- ENTRIES SHOWN
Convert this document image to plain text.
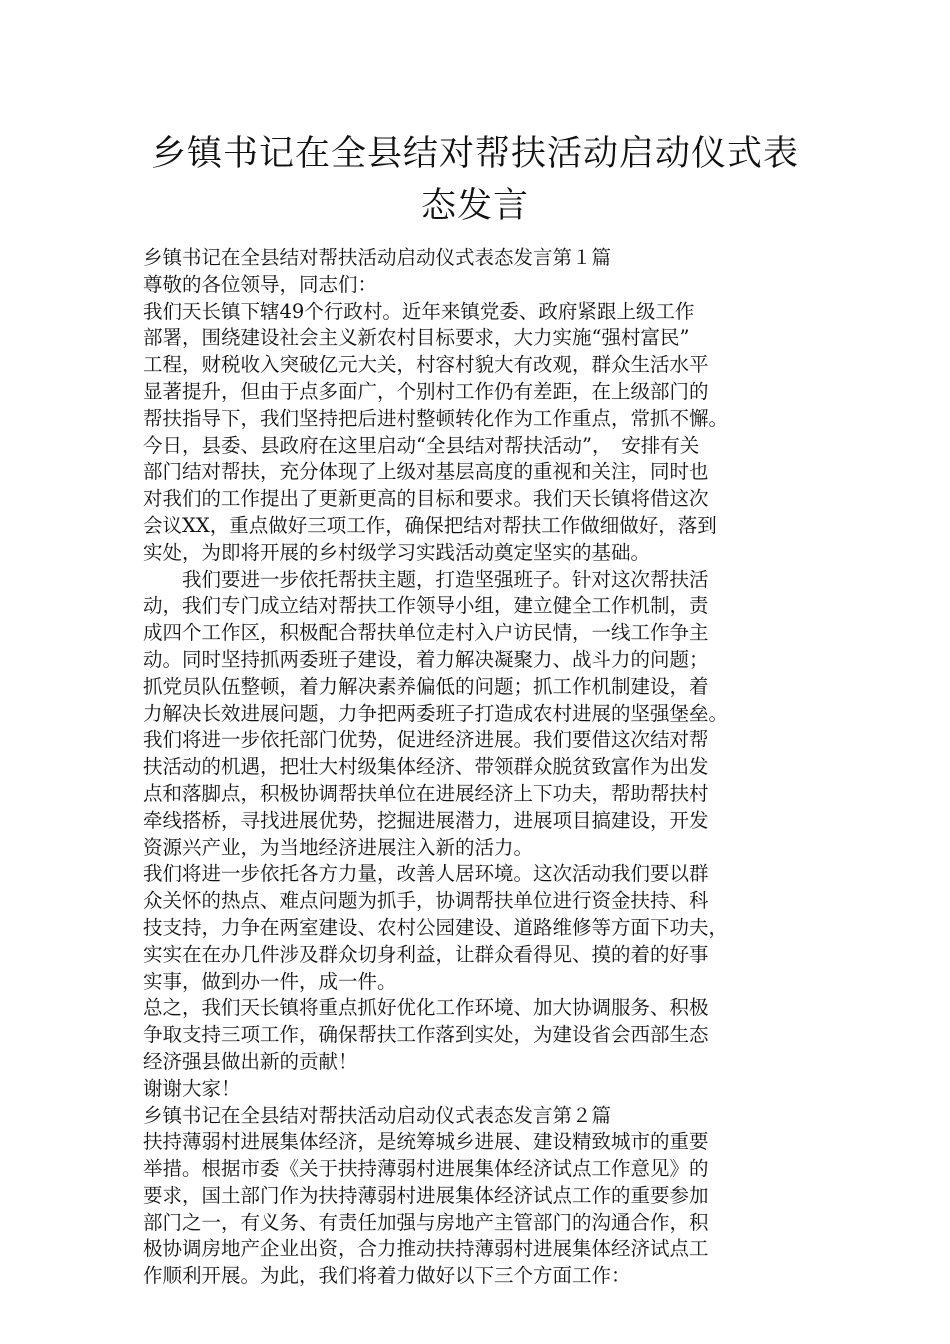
乡镇书记在全县结对帮扶活动启动仪式表
态发言
乡镇书记在全县结对帮扶活动启动仪式表态发言第１篇
尊敬的各位领导，同志们：
我们天长镇下辖49个行政村。近年来镇党委、政府紧跟上级工作
部署，围绕建设社会主义新农村目标要求，大力实施“强村富民”
工程，财税收入突破亿元大关，村容村貌大有改观，群众生活水平
显著提升，但由于点多面广，个别村工作仍有差距，在上级部门的
帮扶指导下，我们坚持把后进村整顿转化作为工作重点，常抓不懈。
今日，县委、县政府在这里启动“全县结对帮扶活动”，　安排有关
部门结对帮扶，充分体现了上级对基层高度的重视和关注，同时也
对我们的工作提出了更新更高的目标和要求。我们天长镇将借这次
会议XX，重点做好三项工作，确保把结对帮扶工作做细做好，落到
实处，为即将开展的乡村级学习实践活动奠定坚实的基础。
　　我们要进一步依托帮扶主题，打造坚强班子。针对这次帮扶活
动，我们专门成立结对帮扶工作领导小组，建立健全工作机制，责
成四个工作区，积极配合帮扶单位走村入户访民情，一线工作争主
动。同时坚持抓两委班子建设，着力解决凝聚力、战斗力的问题；
抓党员队伍整顿，着力解决素养偏低的问题；抓工作机制建设，着
力解决长效进展问题，力争把两委班子打造成农村进展的坚强堡垒。
我们将进一步依托部门优势，促进经济进展。我们要借这次结对帮
扶活动的机遇，把壮大村级集体经济、带领群众脱贫致富作为出发
点和落脚点，积极协调帮扶单位在进展经济上下功夫，帮助帮扶村
牵线搭桥，寻找进展优势，挖掘进展潜力，进展项目搞建设，开发
资源兴产业，为当地经济进展注入新的活力。
我们将进一步依托各方力量，改善人居环境。这次活动我们要以群
众关怀的热点、难点问题为抓手，协调帮扶单位进行资金扶持、科
技支持，力争在两室建设、农村公园建设、道路维修等方面下功夫，
实实在在办几件涉及群众切身利益，让群众看得见、摸的着的好事
实事，做到办一件，成一件。
总之，我们天长镇将重点抓好优化工作环境、加大协调服务、积极
争取支持三项工作，确保帮扶工作落到实处，为建设省会西部生态
经济强县做出新的贡献！
谢谢大家！
乡镇书记在全县结对帮扶活动启动仪式表态发言第２篇
扶持薄弱村进展集体经济，是统筹城乡进展、建设精致城市的重要
举措。根据市委《关于扶持薄弱村进展集体经济试点工作意见》的
要求，国土部门作为扶持薄弱村进展集体经济试点工作的重要参加
部门之一，有义务、有责任加强与房地产主管部门的沟通合作，积
极协调房地产企业出资，合力推动扶持薄弱村进展集体经济试点工
作顺利开展。为此，我们将着力做好以下三个方面工作：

- PROBLEM TO WORK ON
Reproduce the material word for word. Any pictures should be left out of the copy.

- IN RESPONSE
Convert this document image to plain text.
乡镇书记在全县结对帮扶活动启动仪式表
态发言
乡镇书记在全县结对帮扶活动启动仪式表态发言第１篇
尊敬的各位领导，同志们：
我们天长镇下辖49个行政村。近年来镇党委、政府紧跟上级工作
部署，围绕建设社会主义新农村目标要求，大力实施“强村富民”
工程，财税收入突破亿元大关，村容村貌大有改观，群众生活水平
显著提升，但由于点多面广，个别村工作仍有差距，在上级部门的
帮扶指导下，我们坚持把后进村整顿转化作为工作重点，常抓不懈。
今日，县委、县政府在这里启动“全县结对帮扶活动”，　安排有关
部门结对帮扶，充分体现了上级对基层高度的重视和关注，同时也
对我们的工作提出了更新更高的目标和要求。我们天长镇将借这次
会议XX，重点做好三项工作，确保把结对帮扶工作做细做好，落到
实处，为即将开展的乡村级学习实践活动奠定坚实的基础。
　　我们要进一步依托帮扶主题，打造坚强班子。针对这次帮扶活
动，我们专门成立结对帮扶工作领导小组，建立健全工作机制，责
成四个工作区，积极配合帮扶单位走村入户访民情，一线工作争主
动。同时坚持抓两委班子建设，着力解决凝聚力、战斗力的问题；
抓党员队伍整顿，着力解决素养偏低的问题；抓工作机制建设，着
力解决长效进展问题，力争把两委班子打造成农村进展的坚强堡垒。
我们将进一步依托部门优势，促进经济进展。我们要借这次结对帮
扶活动的机遇，把壮大村级集体经济、带领群众脱贫致富作为出发
点和落脚点，积极协调帮扶单位在进展经济上下功夫，帮助帮扶村
牵线搭桥，寻找进展优势，挖掘进展潜力，进展项目搞建设，开发
资源兴产业，为当地经济进展注入新的活力。
我们将进一步依托各方力量，改善人居环境。这次活动我们要以群
众关怀的热点、难点问题为抓手，协调帮扶单位进行资金扶持、科
技支持，力争在两室建设、农村公园建设、道路维修等方面下功夫，
实实在在办几件涉及群众切身利益，让群众看得见、摸的着的好事
实事，做到办一件，成一件。
总之，我们天长镇将重点抓好优化工作环境、加大协调服务、积极
争取支持三项工作，确保帮扶工作落到实处，为建设省会西部生态
经济强县做出新的贡献！
谢谢大家！
乡镇书记在全县结对帮扶活动启动仪式表态发言第２篇
扶持薄弱村进展集体经济，是统筹城乡进展、建设精致城市的重要
举措。根据市委《关于扶持薄弱村进展集体经济试点工作意见》的
要求，国土部门作为扶持薄弱村进展集体经济试点工作的重要参加
部门之一，有义务、有责任加强与房地产主管部门的沟通合作，积
极协调房地产企业出资，合力推动扶持薄弱村进展集体经济试点工
作顺利开展。为此，我们将着力做好以下三个方面工作：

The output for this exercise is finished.